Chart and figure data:
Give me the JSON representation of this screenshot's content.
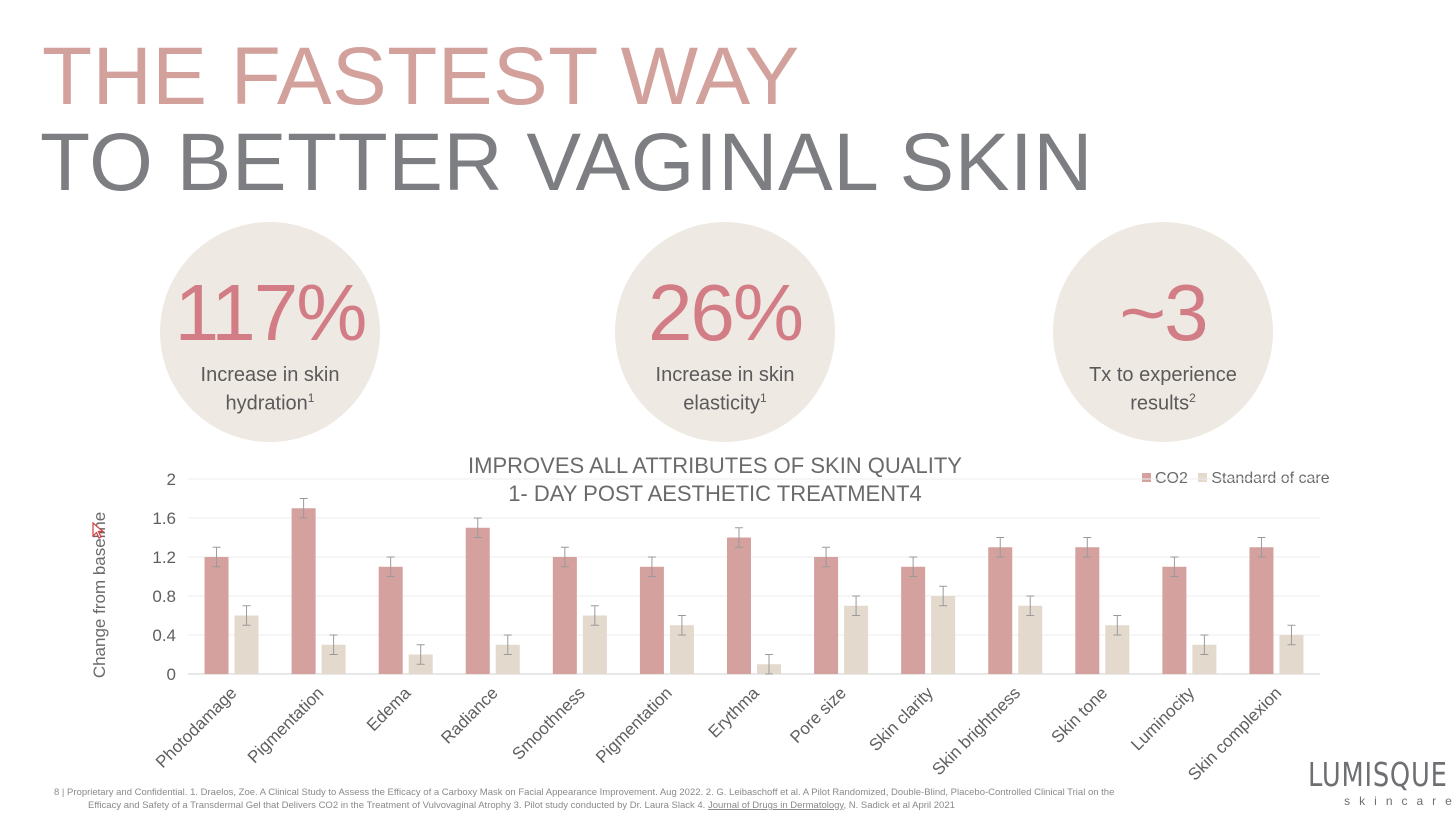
{
  "title": {
    "line1": "THE FASTEST WAY",
    "line2": "TO BETTER VAGINAL SKIN"
  },
  "stats": [
    {
      "value": "117%",
      "label_line1": "Increase in skin",
      "label_line2": "hydration",
      "sup": "1"
    },
    {
      "value": "26%",
      "label_line1": "Increase in skin",
      "label_line2": "elasticity",
      "sup": "1"
    },
    {
      "value": "~3",
      "label_line1": "Tx to experience",
      "label_line2": "results",
      "sup": "2"
    }
  ],
  "colors": {
    "co2": "#d4a19e",
    "standard": "#e3d9cc",
    "title_pink": "#d3a19c",
    "title_gray": "#7d7e82",
    "stat_pink": "#d27c86"
  },
  "chart_data": {
    "type": "bar",
    "title_line1": "IMPROVES ALL ATTRIBUTES OF SKIN QUALITY",
    "title_line2": "1- DAY POST AESTHETIC TREATMENT4",
    "ylabel": "Change from baseline",
    "xlabel": "",
    "ylim": [
      0,
      2
    ],
    "yticks": [
      "0",
      "0.4",
      "0.8",
      "1.2",
      "1.6",
      "2"
    ],
    "grid": true,
    "legend_position": "top-right",
    "categories": [
      "Photodamage",
      "Pigmentation",
      "Edema",
      "Radiance",
      "Smoothness",
      "Pigmentation",
      "Erythma",
      "Pore size",
      "Skin clarity",
      "Skin brightness",
      "Skin tone",
      "Luminocity",
      "Skin complexion"
    ],
    "series": [
      {
        "name": "CO2",
        "values": [
          1.2,
          1.7,
          1.1,
          1.5,
          1.2,
          1.1,
          1.4,
          1.2,
          1.1,
          1.3,
          1.3,
          1.1,
          1.3
        ],
        "error": [
          0.1,
          0.1,
          0.1,
          0.1,
          0.1,
          0.1,
          0.1,
          0.1,
          0.1,
          0.1,
          0.1,
          0.1,
          0.1
        ]
      },
      {
        "name": "Standard of care",
        "values": [
          0.6,
          0.3,
          0.2,
          0.3,
          0.6,
          0.5,
          0.1,
          0.7,
          0.8,
          0.7,
          0.5,
          0.3,
          0.4
        ],
        "error": [
          0.1,
          0.1,
          0.1,
          0.1,
          0.1,
          0.1,
          0.1,
          0.1,
          0.1,
          0.1,
          0.1,
          0.1,
          0.1
        ]
      }
    ]
  },
  "footer": {
    "line1": "8  |  Proprietary and Confidential.   1.  Draelos, Zoe. A Clinical Study to Assess the Efficacy of a Carboxy Mask on Facial Appearance Improvement.  Aug 2022.  2.  G. Leibaschoff et al.  A Pilot Randomized, Double-Blind, Placebo-Controlled Clinical Trial on the",
    "line2_a": "Efficacy and Safety of a Transdermal Gel that Delivers CO2 in the Treatment of Vulvovaginal Atrophy 3. Pilot study conducted by Dr. Laura Slack   4. ",
    "line2_link": "Journal of Drugs in Dermatology",
    "line2_b": ", N. Sadick et al April 2021"
  },
  "logo": {
    "main": "LUMISQUE",
    "sub": "skincare"
  }
}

- **What the task requires**
Verbatim reproduction of every record is required; images are left out.

- **Written response**
Give me the JSON representation of this screenshot's content.
{
  "title": {
    "line1": "THE FASTEST WAY",
    "line2": "TO BETTER VAGINAL SKIN"
  },
  "stats": [
    {
      "value": "117%",
      "label_line1": "Increase in skin",
      "label_line2": "hydration",
      "sup": "1"
    },
    {
      "value": "26%",
      "label_line1": "Increase in skin",
      "label_line2": "elasticity",
      "sup": "1"
    },
    {
      "value": "~3",
      "label_line1": "Tx to experience",
      "label_line2": "results",
      "sup": "2"
    }
  ],
  "colors": {
    "co2": "#d4a19e",
    "standard": "#e3d9cc",
    "title_pink": "#d3a19c",
    "title_gray": "#7d7e82",
    "stat_pink": "#d27c86"
  },
  "chart_data": {
    "type": "bar",
    "title_line1": "IMPROVES ALL ATTRIBUTES OF SKIN QUALITY",
    "title_line2": "1- DAY POST AESTHETIC TREATMENT4",
    "ylabel": "Change from baseline",
    "xlabel": "",
    "ylim": [
      0,
      2
    ],
    "yticks": [
      "0",
      "0.4",
      "0.8",
      "1.2",
      "1.6",
      "2"
    ],
    "grid": true,
    "legend_position": "top-right",
    "categories": [
      "Photodamage",
      "Pigmentation",
      "Edema",
      "Radiance",
      "Smoothness",
      "Pigmentation",
      "Erythma",
      "Pore size",
      "Skin clarity",
      "Skin brightness",
      "Skin tone",
      "Luminocity",
      "Skin complexion"
    ],
    "series": [
      {
        "name": "CO2",
        "values": [
          1.2,
          1.7,
          1.1,
          1.5,
          1.2,
          1.1,
          1.4,
          1.2,
          1.1,
          1.3,
          1.3,
          1.1,
          1.3
        ],
        "error": [
          0.1,
          0.1,
          0.1,
          0.1,
          0.1,
          0.1,
          0.1,
          0.1,
          0.1,
          0.1,
          0.1,
          0.1,
          0.1
        ]
      },
      {
        "name": "Standard of care",
        "values": [
          0.6,
          0.3,
          0.2,
          0.3,
          0.6,
          0.5,
          0.1,
          0.7,
          0.8,
          0.7,
          0.5,
          0.3,
          0.4
        ],
        "error": [
          0.1,
          0.1,
          0.1,
          0.1,
          0.1,
          0.1,
          0.1,
          0.1,
          0.1,
          0.1,
          0.1,
          0.1,
          0.1
        ]
      }
    ]
  },
  "footer": {
    "line1": "8  |  Proprietary and Confidential.   1.  Draelos, Zoe. A Clinical Study to Assess the Efficacy of a Carboxy Mask on Facial Appearance Improvement.  Aug 2022.  2.  G. Leibaschoff et al.  A Pilot Randomized, Double-Blind, Placebo-Controlled Clinical Trial on the",
    "line2_a": "Efficacy and Safety of a Transdermal Gel that Delivers CO2 in the Treatment of Vulvovaginal Atrophy 3. Pilot study conducted by Dr. Laura Slack   4. ",
    "line2_link": "Journal of Drugs in Dermatology",
    "line2_b": ", N. Sadick et al April 2021"
  },
  "logo": {
    "main": "LUMISQUE",
    "sub": "skincare"
  }
}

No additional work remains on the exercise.